=== Description of the task ===
Images are excluded; otherwise, output every record exactly.

=== Input rows ===
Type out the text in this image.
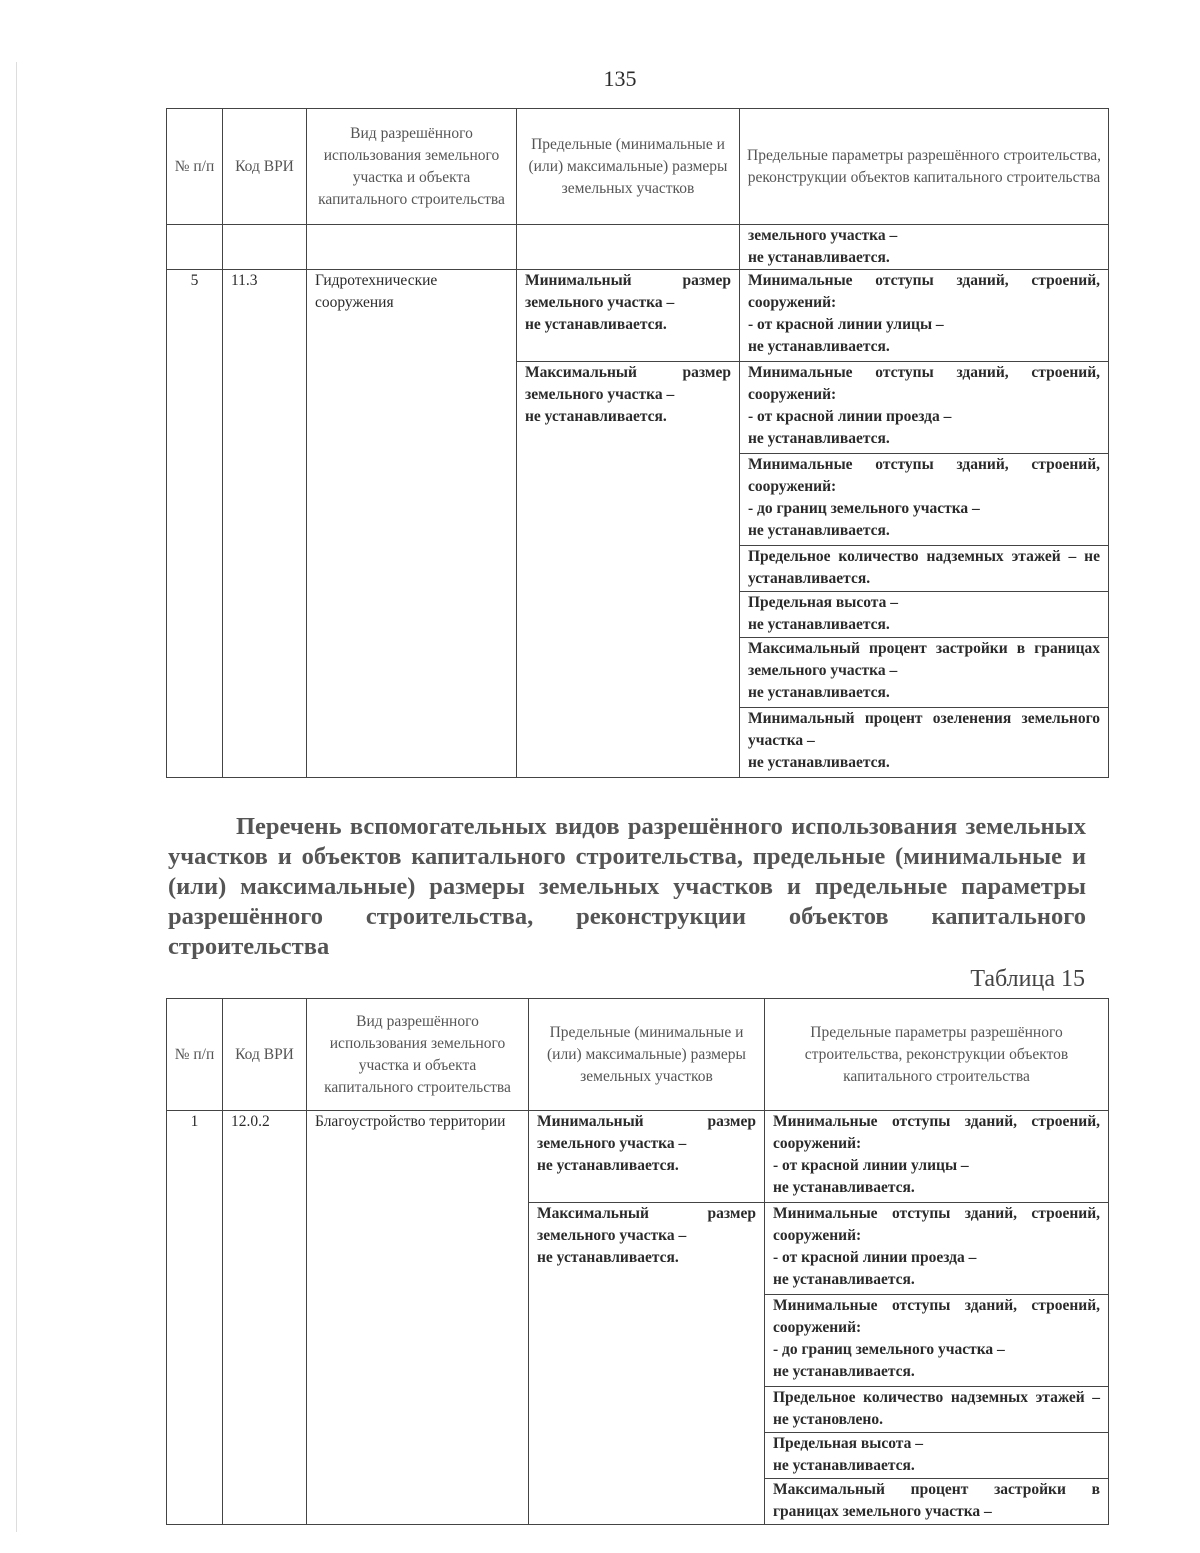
135
№ п/п	Код ВРИ	Вид разрешённого использования земельного участка и объекта капитального строительства	Предельные (минимальные и (или) максимальные) размеры земельных участков	Предельные параметры разрешённого строительства, реконструкции объектов капитального строительства
				земельного участка –
не устанавливается.
5	11.3	Гидротехнические сооружения	Минимальный размер земельного участка –
не устанавливается.	Минимальные отступы зданий, строений, сооружений:
- от красной линии улицы –
не устанавливается.
			Максимальный размер земельного участка –
не устанавливается.	Минимальные отступы зданий, строений, сооружений:
- от красной линии проезда –
не устанавливается.
				Минимальные отступы зданий, строений, сооружений:
- до границ земельного участка –
не устанавливается.
				Предельное количество надземных этажей – не устанавливается.
				Предельная высота –
не устанавливается.
				Максимальный процент застройки в границах земельного участка –
не устанавливается.
				Минимальный процент озеленения земельного участка –
не устанавливается.
Перечень вспомогательных видов разрешённого использования земельных участков и объектов капитального строительства, предельные (минимальные и (или) максимальные) размеры земельных участков и предельные параметры разрешённого строительства, реконструкции объектов капитального строительства
Таблица 15
№ п/п	Код ВРИ	Вид разрешённого использования земельного участка и объекта капитального строительства	Предельные (минимальные и (или) максимальные) размеры земельных участков	Предельные параметры разрешённого строительства, реконструкции объектов капитального строительства
1	12.0.2	Благоустройство территории	Минимальный размер земельного участка –
не устанавливается.	Минимальные отступы зданий, строений, сооружений:
- от красной линии улицы –
не устанавливается.
			Максимальный размер земельного участка –
не устанавливается.	Минимальные отступы зданий, строений, сооружений:
- от красной линии проезда –
не устанавливается.
				Минимальные отступы зданий, строений, сооружений:
- до границ земельного участка –
не устанавливается.
				Предельное количество надземных этажей – не установлено.
				Предельная высота –
не устанавливается.
				Максимальный процент застройки в границах земельного участка –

=== Finished task ===
Type out the text in this image.
135
№ п/п	Код ВРИ	Вид разрешённого использования земельного участка и объекта капитального строительства	Предельные (минимальные и (или) максимальные) размеры земельных участков	Предельные параметры разрешённого строительства, реконструкции объектов капитального строительства
				земельного участка –
не устанавливается.
5	11.3	Гидротехнические сооружения	Минимальный размер земельного участка –
не устанавливается.	Минимальные отступы зданий, строений, сооружений:
- от красной линии улицы –
не устанавливается.
			Максимальный размер земельного участка –
не устанавливается.	Минимальные отступы зданий, строений, сооружений:
- от красной линии проезда –
не устанавливается.
				Минимальные отступы зданий, строений, сооружений:
- до границ земельного участка –
не устанавливается.
				Предельное количество надземных этажей – не устанавливается.
				Предельная высота –
не устанавливается.
				Максимальный процент застройки в границах земельного участка –
не устанавливается.
				Минимальный процент озеленения земельного участка –
не устанавливается.
Перечень вспомогательных видов разрешённого использования земельных участков и объектов капитального строительства, предельные (минимальные и (или) максимальные) размеры земельных участков и предельные параметры разрешённого строительства, реконструкции объектов капитального строительства
Таблица 15
№ п/п	Код ВРИ	Вид разрешённого использования земельного участка и объекта капитального строительства	Предельные (минимальные и (или) максимальные) размеры земельных участков	Предельные параметры разрешённого строительства, реконструкции объектов капитального строительства
1	12.0.2	Благоустройство территории	Минимальный размер земельного участка –
не устанавливается.	Минимальные отступы зданий, строений, сооружений:
- от красной линии улицы –
не устанавливается.
			Максимальный размер земельного участка –
не устанавливается.	Минимальные отступы зданий, строений, сооружений:
- от красной линии проезда –
не устанавливается.
				Минимальные отступы зданий, строений, сооружений:
- до границ земельного участка –
не устанавливается.
				Предельное количество надземных этажей – не установлено.
				Предельная высота –
не устанавливается.
				Максимальный процент застройки в границах земельного участка –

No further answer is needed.